[start Material]

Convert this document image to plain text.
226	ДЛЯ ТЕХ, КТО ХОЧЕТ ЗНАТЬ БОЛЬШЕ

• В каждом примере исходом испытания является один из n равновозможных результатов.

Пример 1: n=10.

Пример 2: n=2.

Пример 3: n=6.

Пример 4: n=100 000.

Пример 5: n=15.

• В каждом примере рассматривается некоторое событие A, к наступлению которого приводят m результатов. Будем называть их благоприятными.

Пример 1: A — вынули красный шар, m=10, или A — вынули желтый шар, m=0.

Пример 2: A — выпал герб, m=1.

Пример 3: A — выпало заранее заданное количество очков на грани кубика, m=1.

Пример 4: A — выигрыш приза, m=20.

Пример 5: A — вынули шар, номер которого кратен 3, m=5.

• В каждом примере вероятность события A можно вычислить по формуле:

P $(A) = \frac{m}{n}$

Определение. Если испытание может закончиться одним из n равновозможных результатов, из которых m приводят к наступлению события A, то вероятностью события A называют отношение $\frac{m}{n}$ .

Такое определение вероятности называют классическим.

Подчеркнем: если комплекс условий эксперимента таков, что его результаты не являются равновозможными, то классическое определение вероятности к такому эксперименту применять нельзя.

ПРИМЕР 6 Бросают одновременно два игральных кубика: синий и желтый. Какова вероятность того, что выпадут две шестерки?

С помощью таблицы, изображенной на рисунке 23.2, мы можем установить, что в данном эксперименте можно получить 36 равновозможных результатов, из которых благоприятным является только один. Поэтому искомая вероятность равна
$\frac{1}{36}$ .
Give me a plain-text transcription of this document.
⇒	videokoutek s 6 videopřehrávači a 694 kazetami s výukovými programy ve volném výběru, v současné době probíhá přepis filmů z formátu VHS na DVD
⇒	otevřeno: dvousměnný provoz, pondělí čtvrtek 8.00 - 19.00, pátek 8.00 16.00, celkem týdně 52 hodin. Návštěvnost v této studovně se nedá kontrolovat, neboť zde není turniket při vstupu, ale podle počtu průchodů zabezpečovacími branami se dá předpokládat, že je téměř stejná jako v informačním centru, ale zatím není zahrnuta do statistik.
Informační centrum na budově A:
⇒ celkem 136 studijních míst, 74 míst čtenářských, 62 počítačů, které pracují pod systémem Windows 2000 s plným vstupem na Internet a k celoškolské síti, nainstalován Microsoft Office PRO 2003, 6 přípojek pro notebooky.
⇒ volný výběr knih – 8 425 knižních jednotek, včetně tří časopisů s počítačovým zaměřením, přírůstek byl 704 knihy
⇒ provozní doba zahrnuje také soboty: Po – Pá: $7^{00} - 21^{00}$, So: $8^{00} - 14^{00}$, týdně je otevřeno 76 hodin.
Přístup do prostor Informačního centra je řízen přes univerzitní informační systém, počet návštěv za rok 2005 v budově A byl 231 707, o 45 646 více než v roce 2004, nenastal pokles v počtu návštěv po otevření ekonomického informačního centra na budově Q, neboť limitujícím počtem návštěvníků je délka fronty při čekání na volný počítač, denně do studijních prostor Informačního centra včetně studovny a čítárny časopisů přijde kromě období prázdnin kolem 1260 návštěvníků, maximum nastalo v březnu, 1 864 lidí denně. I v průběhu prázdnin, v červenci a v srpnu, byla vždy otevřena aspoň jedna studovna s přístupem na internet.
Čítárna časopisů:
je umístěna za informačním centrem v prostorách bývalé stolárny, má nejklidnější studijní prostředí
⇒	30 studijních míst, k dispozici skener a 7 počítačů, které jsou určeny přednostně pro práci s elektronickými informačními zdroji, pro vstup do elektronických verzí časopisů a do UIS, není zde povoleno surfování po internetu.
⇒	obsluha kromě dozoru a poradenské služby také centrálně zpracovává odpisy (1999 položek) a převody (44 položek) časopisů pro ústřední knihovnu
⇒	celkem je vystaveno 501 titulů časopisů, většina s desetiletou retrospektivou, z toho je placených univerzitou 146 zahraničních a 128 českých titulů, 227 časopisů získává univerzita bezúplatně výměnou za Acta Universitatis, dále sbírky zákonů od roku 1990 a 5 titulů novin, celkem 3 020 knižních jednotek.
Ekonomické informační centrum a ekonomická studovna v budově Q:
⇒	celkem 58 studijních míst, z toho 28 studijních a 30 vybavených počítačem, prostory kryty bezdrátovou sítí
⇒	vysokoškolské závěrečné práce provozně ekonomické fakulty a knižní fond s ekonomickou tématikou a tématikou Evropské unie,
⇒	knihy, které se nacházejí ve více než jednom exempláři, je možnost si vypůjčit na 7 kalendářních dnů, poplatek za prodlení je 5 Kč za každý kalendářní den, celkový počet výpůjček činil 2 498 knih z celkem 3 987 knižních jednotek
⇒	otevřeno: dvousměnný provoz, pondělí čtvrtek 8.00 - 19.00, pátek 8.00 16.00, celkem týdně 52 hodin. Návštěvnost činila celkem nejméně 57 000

[end Material]

Output the records verbatim, from the first line to the last.

■ Full response ■
Convert this document image to plain text.
226	ДЛЯ ТЕХ, КТО ХОЧЕТ ЗНАТЬ БОЛЬШЕ

• В каждом примере исходом испытания является один из n равновозможных результатов.

Пример 1: n=10.

Пример 2: n=2.

Пример 3: n=6.

Пример 4: n=100 000.

Пример 5: n=15.

• В каждом примере рассматривается некоторое событие A, к наступлению которого приводят m результатов. Будем называть их благоприятными.

Пример 1: A — вынули красный шар, m=10, или A — вынули желтый шар, m=0.

Пример 2: A — выпал герб, m=1.

Пример 3: A — выпало заранее заданное количество очков на грани кубика, m=1.

Пример 4: A — выигрыш приза, m=20.

Пример 5: A — вынули шар, номер которого кратен 3, m=5.

• В каждом примере вероятность события A можно вычислить по формуле:

P $(A) = \frac{m}{n}$

Определение. Если испытание может закончиться одним из n равновозможных результатов, из которых m приводят к наступлению события A, то вероятностью события A называют отношение $\frac{m}{n}$ .

Такое определение вероятности называют классическим.

Подчеркнем: если комплекс условий эксперимента таков, что его результаты не являются равновозможными, то классическое определение вероятности к такому эксперименту применять нельзя.

ПРИМЕР 6 Бросают одновременно два игральных кубика: синий и желтый. Какова вероятность того, что выпадут две шестерки?

С помощью таблицы, изображенной на рисунке 23.2, мы можем установить, что в данном эксперименте можно получить 36 равновозможных результатов, из которых благоприятным является только один. Поэтому искомая вероятность равна
$\frac{1}{36}$ .
Give me a plain-text transcription of this document.
⇒	videokoutek s 6 videopřehrávači a 694 kazetami s výukovými programy ve volném výběru, v současné době probíhá přepis filmů z formátu VHS na DVD
⇒	otevřeno: dvousměnný provoz, pondělí čtvrtek 8.00 - 19.00, pátek 8.00 16.00, celkem týdně 52 hodin. Návštěvnost v této studovně se nedá kontrolovat, neboť zde není turniket při vstupu, ale podle počtu průchodů zabezpečovacími branami se dá předpokládat, že je téměř stejná jako v informačním centru, ale zatím není zahrnuta do statistik.
Informační centrum na budově A:
⇒ celkem 136 studijních míst, 74 míst čtenářských, 62 počítačů, které pracují pod systémem Windows 2000 s plným vstupem na Internet a k celoškolské síti, nainstalován Microsoft Office PRO 2003, 6 přípojek pro notebooky.
⇒ volný výběr knih – 8 425 knižních jednotek, včetně tří časopisů s počítačovým zaměřením, přírůstek byl 704 knihy
⇒ provozní doba zahrnuje také soboty: Po – Pá: $7^{00} - 21^{00}$, So: $8^{00} - 14^{00}$, týdně je otevřeno 76 hodin.
Přístup do prostor Informačního centra je řízen přes univerzitní informační systém, počet návštěv za rok 2005 v budově A byl 231 707, o 45 646 více než v roce 2004, nenastal pokles v počtu návštěv po otevření ekonomického informačního centra na budově Q, neboť limitujícím počtem návštěvníků je délka fronty při čekání na volný počítač, denně do studijních prostor Informačního centra včetně studovny a čítárny časopisů přijde kromě období prázdnin kolem 1260 návštěvníků, maximum nastalo v březnu, 1 864 lidí denně. I v průběhu prázdnin, v červenci a v srpnu, byla vždy otevřena aspoň jedna studovna s přístupem na internet.
Čítárna časopisů:
je umístěna za informačním centrem v prostorách bývalé stolárny, má nejklidnější studijní prostředí
⇒	30 studijních míst, k dispozici skener a 7 počítačů, které jsou určeny přednostně pro práci s elektronickými informačními zdroji, pro vstup do elektronických verzí časopisů a do UIS, není zde povoleno surfování po internetu.
⇒	obsluha kromě dozoru a poradenské služby také centrálně zpracovává odpisy (1999 položek) a převody (44 položek) časopisů pro ústřední knihovnu
⇒	celkem je vystaveno 501 titulů časopisů, většina s desetiletou retrospektivou, z toho je placených univerzitou 146 zahraničních a 128 českých titulů, 227 časopisů získává univerzita bezúplatně výměnou za Acta Universitatis, dále sbírky zákonů od roku 1990 a 5 titulů novin, celkem 3 020 knižních jednotek.
Ekonomické informační centrum a ekonomická studovna v budově Q:
⇒	celkem 58 studijních míst, z toho 28 studijních a 30 vybavených počítačem, prostory kryty bezdrátovou sítí
⇒	vysokoškolské závěrečné práce provozně ekonomické fakulty a knižní fond s ekonomickou tématikou a tématikou Evropské unie,
⇒	knihy, které se nacházejí ve více než jednom exempláři, je možnost si vypůjčit na 7 kalendářních dnů, poplatek za prodlení je 5 Kč za každý kalendářní den, celkový počet výpůjček činil 2 498 knih z celkem 3 987 knižních jednotek
⇒	otevřeno: dvousměnný provoz, pondělí čtvrtek 8.00 - 19.00, pátek 8.00 16.00, celkem týdně 52 hodin. Návštěvnost činila celkem nejméně 57 000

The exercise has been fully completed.